**EXTRACT TO READ**.
Castle Dracula


Castle Dracula is the fictitious Transylvanian residence of Count Dracula, the vampire antagonist in Bram Stoker's 1897 horror novel Dracula.
In Stoker's narrative, Castle Dracula is the single most important location. The first and the last part of the plot take place here. The inaccessible stronghold, which initially symbolises the vampire's power, finally becomes the scene of his extermination.

The novel's events taking place in or near the castle

In the novel's first chapters, the young English solicitor Jonathan Harker, travelling from London via Paris, Munich, Vienna, Budapest, Klausenburg and Bistritz, arrives at the castle after being picked up in the Borgo Pass by a mysterious driver, whom Harker later recognises as his host, Count Dracula, himself. During the trip, he apparently falls asleep, but wakes up when the calèche reaches the stronghold. The driver disappears and Harker thinks himself lost, until the door opens and the Count bids him welcome. After some tasty meals, which Harker always enjoys alone, and various conversations about the property Carfax near Purfleet, which his host wishes to purchase, Harker discovers that his patron has some disturbing habits, like climbing down the walls of the building like a lizard. Harker finds himself a prisoner in the castle. One night, when he falls asleep in a forbidden room, he is harassed by the three vampire sisters, who are interrupted by a furious Count, claiming the guest for himself. Apart from the scene with the female vampires however, who provoke a strange desire in him to be kissed by those red lips, Harker is not attacked in any way. The Count induces him to stay for a much longer time than planned and write some letters home, to appease his employer and his fiancée Mina Murray. Harker scales the walls of the castle himself, enters the Count's empty room and discovers a crypt in the chapel, wherein fifty boxes with earth are stored; in one of them he finds the Count, who has just fed on blood. Harker tries to hit him with a shovel, but the blow is diverted by the Count's hypnotic powers. In this box, the Count is later transported, to be shipped to England later on. Harker remains in the castle with the seductive female vampires, but finally manages to escape to Budapest, where he is taken care of by Sister Agatha.

**DATASET EXTRACT**.

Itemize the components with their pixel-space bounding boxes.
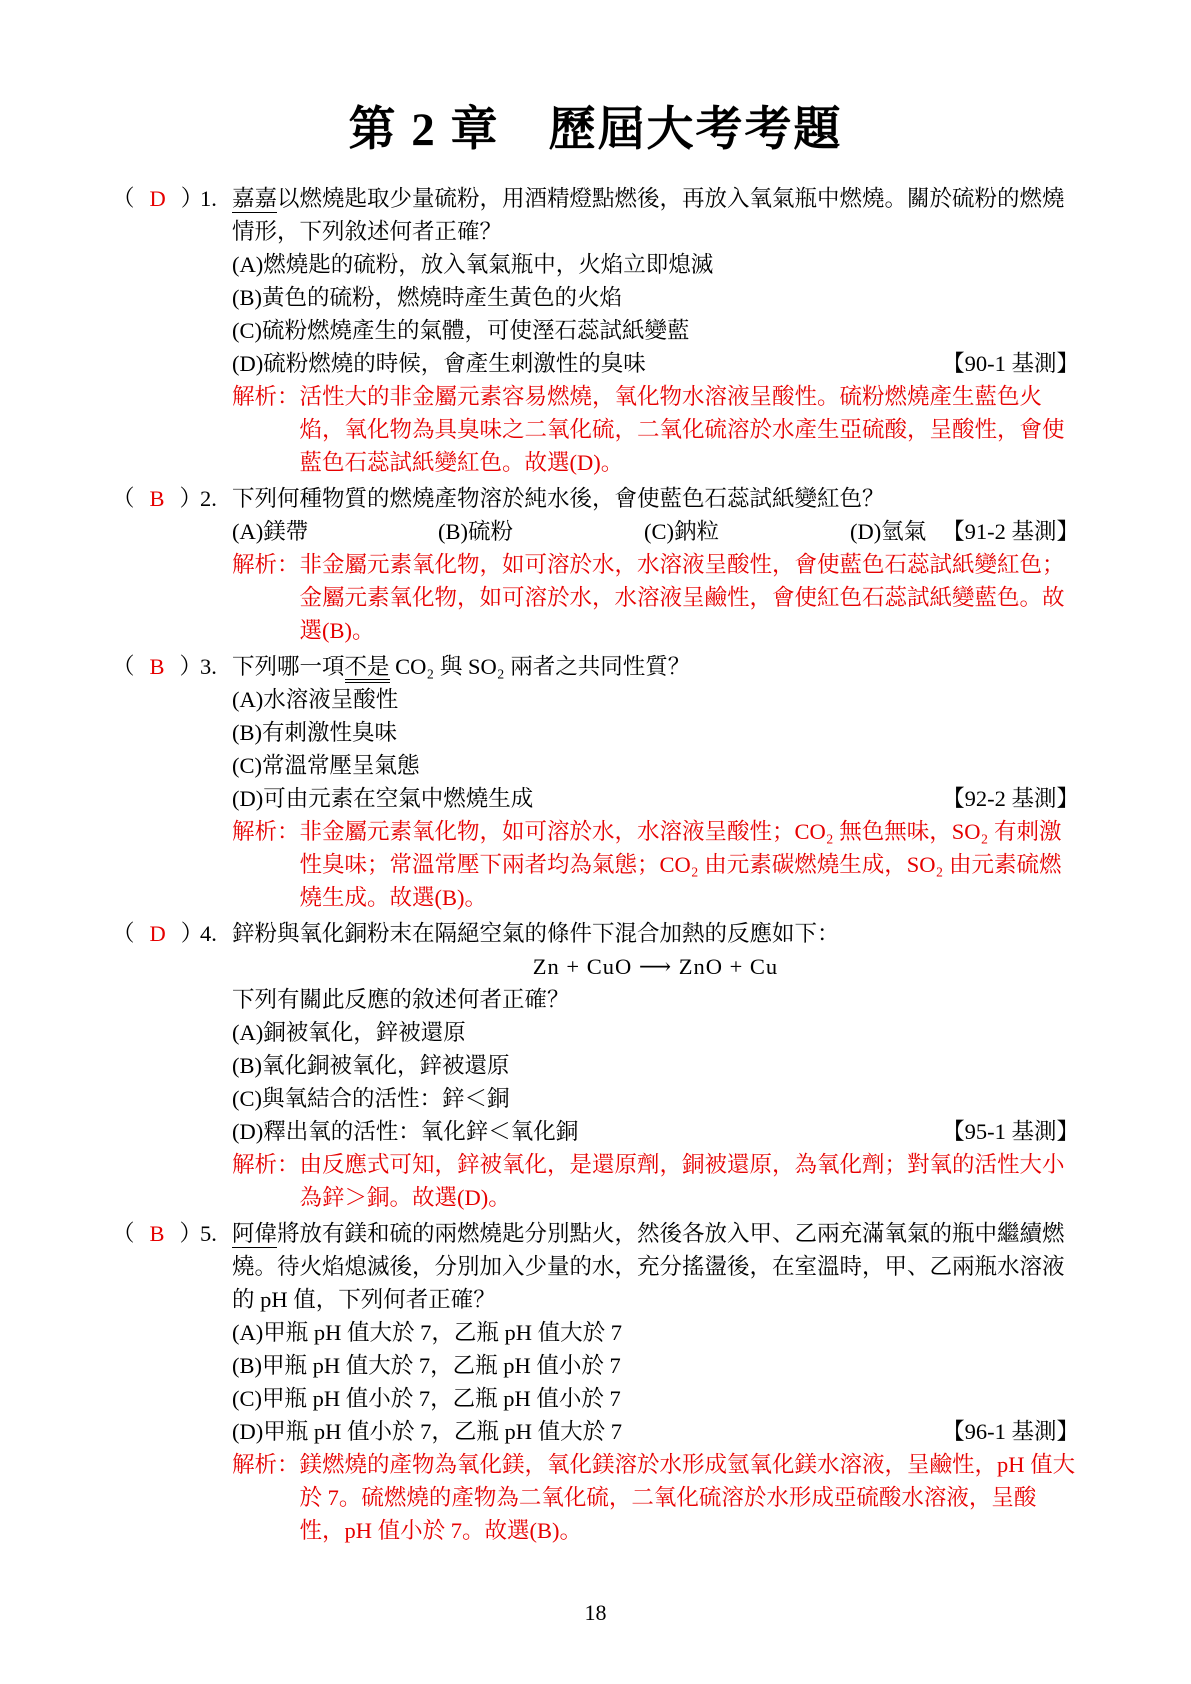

**REQUIRED TASKS**.
(1) Answer from the passage on Castle Dracula:
(a) In what year was Stoker's novel published?
(b) What is the name of the property near Purfleet that the Count wishes to buy?
(c) How many boxes with earth does Harker find in the crypt?
(2) Write the next part of the passage on Castle Dracula, picking up after its last sentence.
The material plays no part in this work.

**RESULTS BY TASK**.
(1)
(a) 1897
(b) Carfax
(c) Fifty

(2)
All events are recorded in Harker's journal, which later serves his friends as a report about the vampire and as a travel guide. After Lucy Westenra, Mina Murray's old school friend, has died from a mysterious illness, Professor Abraham Van Helsing visits Mina and reads the diary, which he confirms to be a realistic account of the unbelievable circumstances Jonathan was confronted with.
In the final chapters, the vampire hunters chase the Count, who returns to his homeland by ship. Dracula tricks them by directing the vessel to Galatz, while Van Helsing and his friends are waiting for the Czarina Catherine to show up in Varna. In Galatz, the party splits in three couplings: Van Helsing and Mina travel by train to Veresți near Suceava and continue with a purchased horse carriage over Bukovinan territory to the east end of the Borgo Pass; Jonathan Harker and Arthur Holmwood buy a steam launch to follow the Count's box, transported by Slovak boatmen via the Sereth and the Bistrița River, while Dr. John Seward and Quincey Morris head in the same direction by horse. The box with the Count is taken over from the Slovaks by Szgany, who transport it by leiter wagon. The routes of the Szgany and the three couplings finally converge at a place in the immediate neighbourhood of the castle, where Van Helsing and his men force the convoy to stop. Harker manages to decapitate the vampire with his Kukri knife, while Morris plunges his Bowie knife into the heart.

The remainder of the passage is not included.